▶ [Objective]: Reproduce all the lines exactly as they stand, apart from the pictures.

++++++++++++++++++++

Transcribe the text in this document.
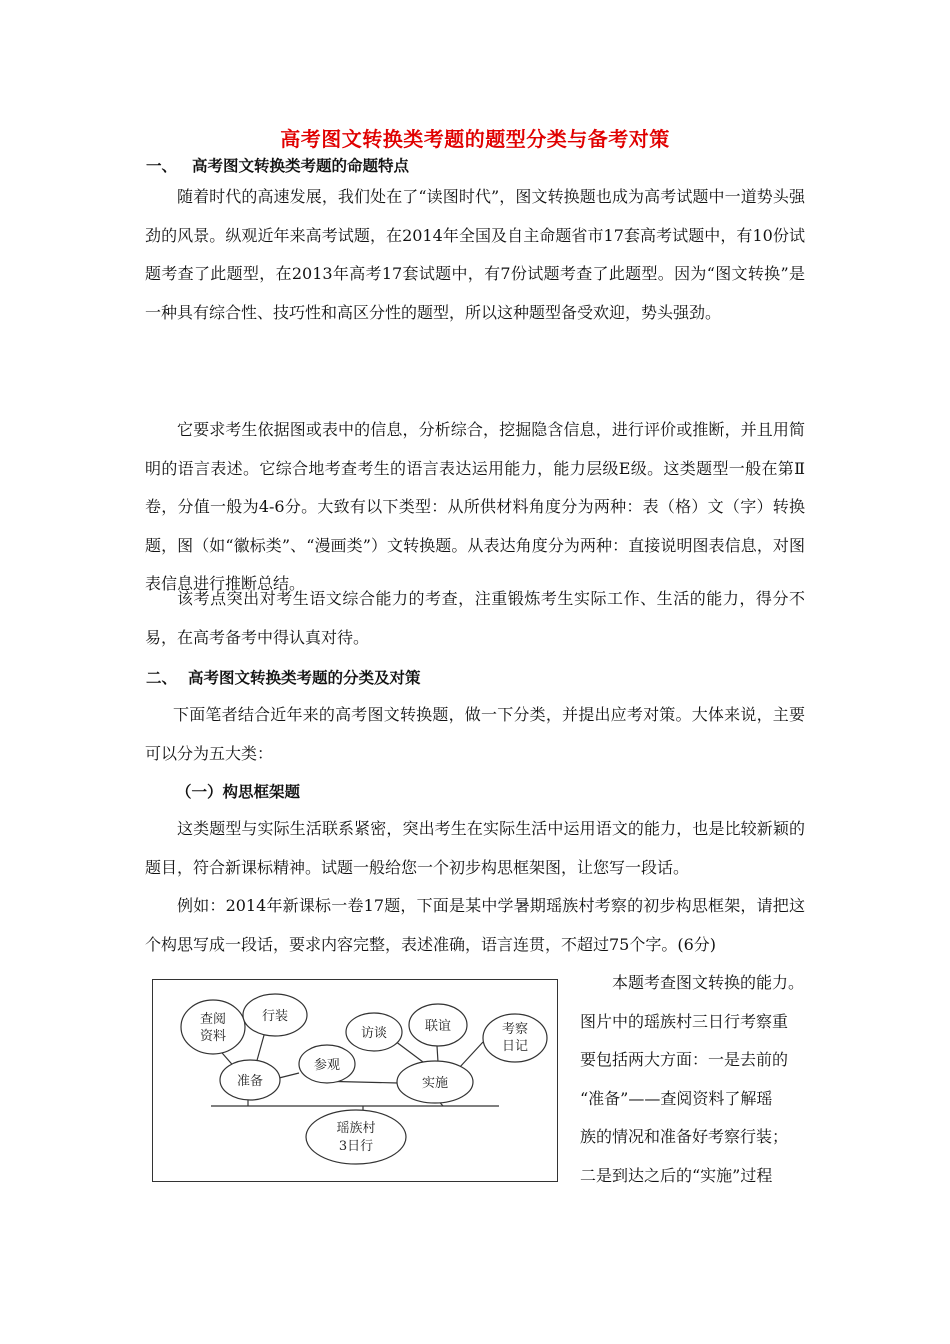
高考图文转换类考题的题型分类与备考对策
一、 高考图文转换类考题的命题特点

随着时代的高速发展，我们处在了“读图时代”，图文转换题也成为高考试题中一道势头强劲的风景。纵观近年来高考试题，在2014年全国及自主命题省市17套高考试题中，有10份试题考查了此题型，在2013年高考17套试题中，有7份试题考查了此题型。因为“图文转换”是一种具有综合性、技巧性和高区分性的题型，所以这种题型备受欢迎，势头强劲。

它要求考生依据图或表中的信息，分析综合，挖掘隐含信息，进行评价或推断，并且用简明的语言表述。它综合地考查考生的语言表达运用能力，能力层级E级。这类题型一般在第Ⅱ卷，分值一般为4-6分。大致有以下类型：从所供材料角度分为两种：表（格）文（字）转换题，图（如“徽标类”、“漫画类”）文转换题。从表达角度分为两种：直接说明图表信息，对图表信息进行推断总结。

该考点突出对考生语文综合能力的考查，注重锻炼考生实际工作、生活的能力，得分不易，在高考备考中得认真对待。

二、 高考图文转换类考题的分类及对策

下面笔者结合近年来的高考图文转换题，做一下分类，并提出应考对策。大体来说，主要可以分为五大类：

（一）构思框架题

这类题型与实际生活联系紧密，突出考生在实际生活中运用语文的能力，也是比较新颖的题目，符合新课标精神。试题一般给您一个初步构思框架图，让您写一段话。

例如：2014年新课标一卷17题，下面是某中学暑期瑶族村考察的初步构思框架，请把这个构思写成一段话，要求内容完整，表述准确，语言连贯，不超过75个字。(6分)

查阅
资料
行装
准备
参观
访谈	联谊	考察
日记
实施
瑶族村
3日行
本题考查图文转换的能力。
图片中的瑶族村三日行考察重
要包括两大方面：一是去前的
“准备”——查阅资料了解瑶
族的情况和准备好考察行装；
二是到达之后的“实施”过程
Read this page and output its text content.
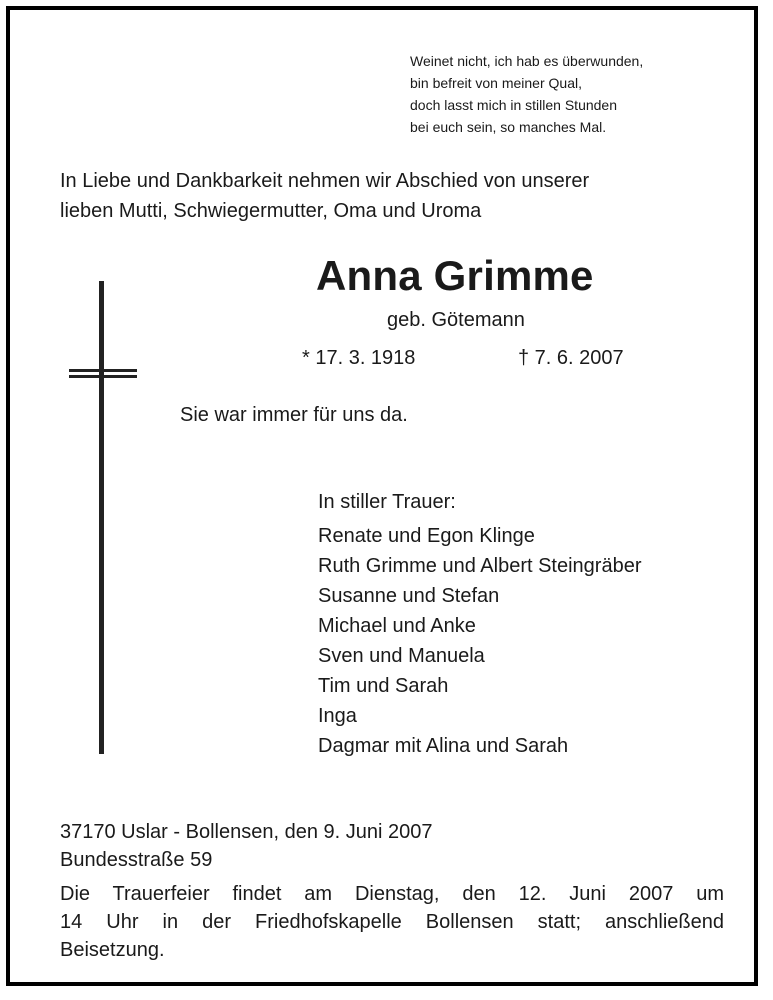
Weinet nicht, ich hab es überwunden,
bin befreit von meiner Qual,
doch lasst mich in stillen Stunden
bei euch sein, so manches Mal.
In Liebe und Dankbarkeit nehmen wir Abschied von unserer
lieben Mutti, Schwiegermutter, Oma und Uroma
Anna Grimme
geb. Götemann
* 17. 3. 1918	† 7. 6. 2007
Sie war immer für uns da.
In stiller Trauer:
Renate und Egon Klinge
Ruth Grimme und Albert Steingräber
Susanne und Stefan
Michael und Anke
Sven und Manuela
Tim und Sarah
Inga
Dagmar mit Alina und Sarah
37170 Uslar - Bollensen, den 9. Juni 2007
Bundesstraße 59
Die Trauerfeier findet am Dienstag, den 12. Juni 2007 um
14 Uhr in der Friedhofskapelle Bollensen statt; anschließend
Beisetzung.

++++++++++++++++++++

▶ [Problem solution]:
Transcribe the text in this document.
高考图文转换类考题的题型分类与备考对策
一、 高考图文转换类考题的命题特点

随着时代的高速发展，我们处在了“读图时代”，图文转换题也成为高考试题中一道势头强劲的风景。纵观近年来高考试题，在2014年全国及自主命题省市17套高考试题中，有10份试题考查了此题型，在2013年高考17套试题中，有7份试题考查了此题型。因为“图文转换”是一种具有综合性、技巧性和高区分性的题型，所以这种题型备受欢迎，势头强劲。

它要求考生依据图或表中的信息，分析综合，挖掘隐含信息，进行评价或推断，并且用简明的语言表述。它综合地考查考生的语言表达运用能力，能力层级E级。这类题型一般在第Ⅱ卷，分值一般为4-6分。大致有以下类型：从所供材料角度分为两种：表（格）文（字）转换题，图（如“徽标类”、“漫画类”）文转换题。从表达角度分为两种：直接说明图表信息，对图表信息进行推断总结。

该考点突出对考生语文综合能力的考查，注重锻炼考生实际工作、生活的能力，得分不易，在高考备考中得认真对待。

二、 高考图文转换类考题的分类及对策

下面笔者结合近年来的高考图文转换题，做一下分类，并提出应考对策。大体来说，主要可以分为五大类：

（一）构思框架题

这类题型与实际生活联系紧密，突出考生在实际生活中运用语文的能力，也是比较新颖的题目，符合新课标精神。试题一般给您一个初步构思框架图，让您写一段话。

例如：2014年新课标一卷17题，下面是某中学暑期瑶族村考察的初步构思框架，请把这个构思写成一段话，要求内容完整，表述准确，语言连贯，不超过75个字。(6分)

查阅
资料
行装
准备
参观
访谈	联谊	考察
日记
实施
瑶族村
3日行
本题考查图文转换的能力。
图片中的瑶族村三日行考察重
要包括两大方面：一是去前的
“准备”——查阅资料了解瑶
族的情况和准备好考察行装；
二是到达之后的“实施”过程
Read this page and output its text content.
Weinet nicht, ich hab es überwunden,
bin befreit von meiner Qual,
doch lasst mich in stillen Stunden
bei euch sein, so manches Mal.
In Liebe und Dankbarkeit nehmen wir Abschied von unserer
lieben Mutti, Schwiegermutter, Oma und Uroma
Anna Grimme
geb. Götemann
* 17. 3. 1918	† 7. 6. 2007
Sie war immer für uns da.
In stiller Trauer:
Renate und Egon Klinge
Ruth Grimme und Albert Steingräber
Susanne und Stefan
Michael und Anke
Sven und Manuela
Tim und Sarah
Inga
Dagmar mit Alina und Sarah
37170 Uslar - Bollensen, den 9. Juni 2007
Bundesstraße 59
Die Trauerfeier findet am Dienstag, den 12. Juni 2007 um
14 Uhr in der Friedhofskapelle Bollensen statt; anschließend
Beisetzung.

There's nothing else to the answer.